** START MATERIAL PROVIDED **

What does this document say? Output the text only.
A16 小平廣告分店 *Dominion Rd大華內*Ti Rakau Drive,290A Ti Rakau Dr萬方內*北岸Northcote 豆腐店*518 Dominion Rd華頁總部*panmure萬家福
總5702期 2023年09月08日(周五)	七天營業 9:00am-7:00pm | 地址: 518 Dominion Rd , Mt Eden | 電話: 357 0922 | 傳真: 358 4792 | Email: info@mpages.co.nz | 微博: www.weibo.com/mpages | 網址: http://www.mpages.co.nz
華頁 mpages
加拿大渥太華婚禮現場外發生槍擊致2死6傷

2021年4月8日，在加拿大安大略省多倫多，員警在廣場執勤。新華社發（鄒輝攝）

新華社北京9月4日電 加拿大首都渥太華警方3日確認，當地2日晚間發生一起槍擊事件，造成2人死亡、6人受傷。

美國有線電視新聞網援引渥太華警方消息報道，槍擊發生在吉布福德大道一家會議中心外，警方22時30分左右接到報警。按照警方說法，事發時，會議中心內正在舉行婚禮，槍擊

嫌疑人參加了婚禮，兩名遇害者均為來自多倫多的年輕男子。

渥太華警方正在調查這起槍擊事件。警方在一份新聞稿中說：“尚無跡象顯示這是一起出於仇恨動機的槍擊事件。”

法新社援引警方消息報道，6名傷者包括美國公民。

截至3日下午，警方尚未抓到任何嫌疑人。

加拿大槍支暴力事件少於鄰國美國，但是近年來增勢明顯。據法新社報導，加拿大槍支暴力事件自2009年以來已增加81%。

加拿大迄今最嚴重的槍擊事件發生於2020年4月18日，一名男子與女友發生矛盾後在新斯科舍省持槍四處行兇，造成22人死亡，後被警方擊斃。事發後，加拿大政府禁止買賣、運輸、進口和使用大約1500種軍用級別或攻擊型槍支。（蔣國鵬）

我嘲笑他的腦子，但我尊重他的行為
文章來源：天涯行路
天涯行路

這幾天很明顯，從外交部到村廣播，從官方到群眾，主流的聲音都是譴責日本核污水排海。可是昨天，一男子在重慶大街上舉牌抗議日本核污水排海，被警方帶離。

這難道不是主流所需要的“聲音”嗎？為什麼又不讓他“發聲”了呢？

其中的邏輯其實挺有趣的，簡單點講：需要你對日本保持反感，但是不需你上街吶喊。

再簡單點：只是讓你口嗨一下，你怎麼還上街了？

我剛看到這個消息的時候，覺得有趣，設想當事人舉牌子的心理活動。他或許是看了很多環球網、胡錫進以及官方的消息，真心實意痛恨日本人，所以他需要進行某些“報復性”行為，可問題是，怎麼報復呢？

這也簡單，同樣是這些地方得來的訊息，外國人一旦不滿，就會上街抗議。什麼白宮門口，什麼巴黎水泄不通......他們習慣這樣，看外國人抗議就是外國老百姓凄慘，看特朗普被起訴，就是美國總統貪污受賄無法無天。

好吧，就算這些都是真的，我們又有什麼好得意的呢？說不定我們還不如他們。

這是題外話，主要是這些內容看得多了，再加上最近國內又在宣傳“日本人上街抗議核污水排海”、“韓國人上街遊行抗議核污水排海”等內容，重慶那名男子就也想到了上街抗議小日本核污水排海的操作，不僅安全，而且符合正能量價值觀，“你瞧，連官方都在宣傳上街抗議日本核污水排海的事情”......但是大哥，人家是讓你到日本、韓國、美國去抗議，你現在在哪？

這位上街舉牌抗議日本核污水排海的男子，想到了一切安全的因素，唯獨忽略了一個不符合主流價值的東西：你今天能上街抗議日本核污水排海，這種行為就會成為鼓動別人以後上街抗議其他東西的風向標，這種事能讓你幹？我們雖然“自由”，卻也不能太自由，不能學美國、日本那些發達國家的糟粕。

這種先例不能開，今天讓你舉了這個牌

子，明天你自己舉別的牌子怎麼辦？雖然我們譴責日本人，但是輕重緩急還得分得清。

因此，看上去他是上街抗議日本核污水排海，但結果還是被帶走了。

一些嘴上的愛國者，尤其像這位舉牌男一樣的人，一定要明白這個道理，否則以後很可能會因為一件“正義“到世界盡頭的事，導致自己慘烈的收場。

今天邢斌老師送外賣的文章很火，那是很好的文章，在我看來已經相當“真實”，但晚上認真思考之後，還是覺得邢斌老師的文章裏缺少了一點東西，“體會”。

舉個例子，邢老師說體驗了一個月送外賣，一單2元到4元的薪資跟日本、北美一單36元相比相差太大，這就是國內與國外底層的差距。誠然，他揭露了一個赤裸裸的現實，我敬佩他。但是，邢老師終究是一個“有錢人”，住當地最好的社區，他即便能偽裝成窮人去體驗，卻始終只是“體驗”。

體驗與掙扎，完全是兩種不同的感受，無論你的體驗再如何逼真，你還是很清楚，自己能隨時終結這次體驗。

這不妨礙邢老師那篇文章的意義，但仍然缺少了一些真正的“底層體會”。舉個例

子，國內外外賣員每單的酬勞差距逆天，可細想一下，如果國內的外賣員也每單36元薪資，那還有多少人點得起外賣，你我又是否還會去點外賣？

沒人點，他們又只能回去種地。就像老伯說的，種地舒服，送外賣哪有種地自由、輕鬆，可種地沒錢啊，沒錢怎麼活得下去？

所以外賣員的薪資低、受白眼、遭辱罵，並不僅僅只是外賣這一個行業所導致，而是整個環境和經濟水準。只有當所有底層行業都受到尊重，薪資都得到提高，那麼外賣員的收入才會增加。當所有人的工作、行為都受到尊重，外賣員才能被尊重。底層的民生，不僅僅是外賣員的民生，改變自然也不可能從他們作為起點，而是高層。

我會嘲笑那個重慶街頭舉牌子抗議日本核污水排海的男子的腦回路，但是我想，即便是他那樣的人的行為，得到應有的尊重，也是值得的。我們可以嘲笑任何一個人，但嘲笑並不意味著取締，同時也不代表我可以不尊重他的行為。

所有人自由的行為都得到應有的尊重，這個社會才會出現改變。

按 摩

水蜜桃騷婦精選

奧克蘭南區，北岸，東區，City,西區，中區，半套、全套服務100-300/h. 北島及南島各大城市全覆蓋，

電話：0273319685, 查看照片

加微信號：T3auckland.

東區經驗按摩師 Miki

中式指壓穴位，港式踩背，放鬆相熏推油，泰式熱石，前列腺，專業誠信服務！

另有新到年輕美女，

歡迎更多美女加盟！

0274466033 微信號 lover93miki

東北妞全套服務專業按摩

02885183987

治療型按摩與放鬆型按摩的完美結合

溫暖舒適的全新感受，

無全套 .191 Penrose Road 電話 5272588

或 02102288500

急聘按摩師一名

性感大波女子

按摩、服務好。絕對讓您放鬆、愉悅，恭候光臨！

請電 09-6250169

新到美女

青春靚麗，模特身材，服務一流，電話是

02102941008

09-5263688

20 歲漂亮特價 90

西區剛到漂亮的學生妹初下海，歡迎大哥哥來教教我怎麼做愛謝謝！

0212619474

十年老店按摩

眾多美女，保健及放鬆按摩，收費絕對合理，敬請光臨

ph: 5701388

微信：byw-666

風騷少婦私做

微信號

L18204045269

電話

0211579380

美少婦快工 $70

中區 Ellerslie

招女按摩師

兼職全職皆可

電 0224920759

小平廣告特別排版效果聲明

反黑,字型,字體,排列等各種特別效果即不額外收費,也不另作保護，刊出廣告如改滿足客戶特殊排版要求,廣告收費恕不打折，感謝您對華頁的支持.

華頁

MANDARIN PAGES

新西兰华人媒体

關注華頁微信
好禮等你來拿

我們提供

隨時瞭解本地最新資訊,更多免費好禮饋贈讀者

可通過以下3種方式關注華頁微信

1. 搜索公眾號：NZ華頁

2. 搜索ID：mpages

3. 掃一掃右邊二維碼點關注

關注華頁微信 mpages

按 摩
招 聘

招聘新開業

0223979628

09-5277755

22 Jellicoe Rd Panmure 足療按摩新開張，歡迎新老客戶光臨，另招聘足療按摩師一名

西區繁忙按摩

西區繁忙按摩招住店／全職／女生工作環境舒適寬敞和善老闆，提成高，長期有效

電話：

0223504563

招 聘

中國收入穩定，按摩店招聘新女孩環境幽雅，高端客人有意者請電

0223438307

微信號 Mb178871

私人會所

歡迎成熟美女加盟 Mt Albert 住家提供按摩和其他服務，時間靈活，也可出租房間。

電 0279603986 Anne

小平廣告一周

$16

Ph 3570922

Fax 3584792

** END MATERIAL PROVIDED **

Copy each line of the listing that contains the string "Dominion".

OUTPUT OF THE TASK:
A16 小平廣告分店 *Dominion Rd大華內*Ti Rakau Drive,290A Ti Rakau Dr萬方內*北岸Northcote 豆腐店*518 Dominion Rd華頁總部*panmure萬家福
總5702期 2023年09月08日(周五)	七天營業 9:00am-7:00pm | 地址: 518 Dominion Rd , Mt Eden | 電話: 357 0922 | 傳真: 358 4792 | Email: info@mpages.co.nz | 微博: www.weibo.com/mpages | 網址: http://www.mpages.co.nz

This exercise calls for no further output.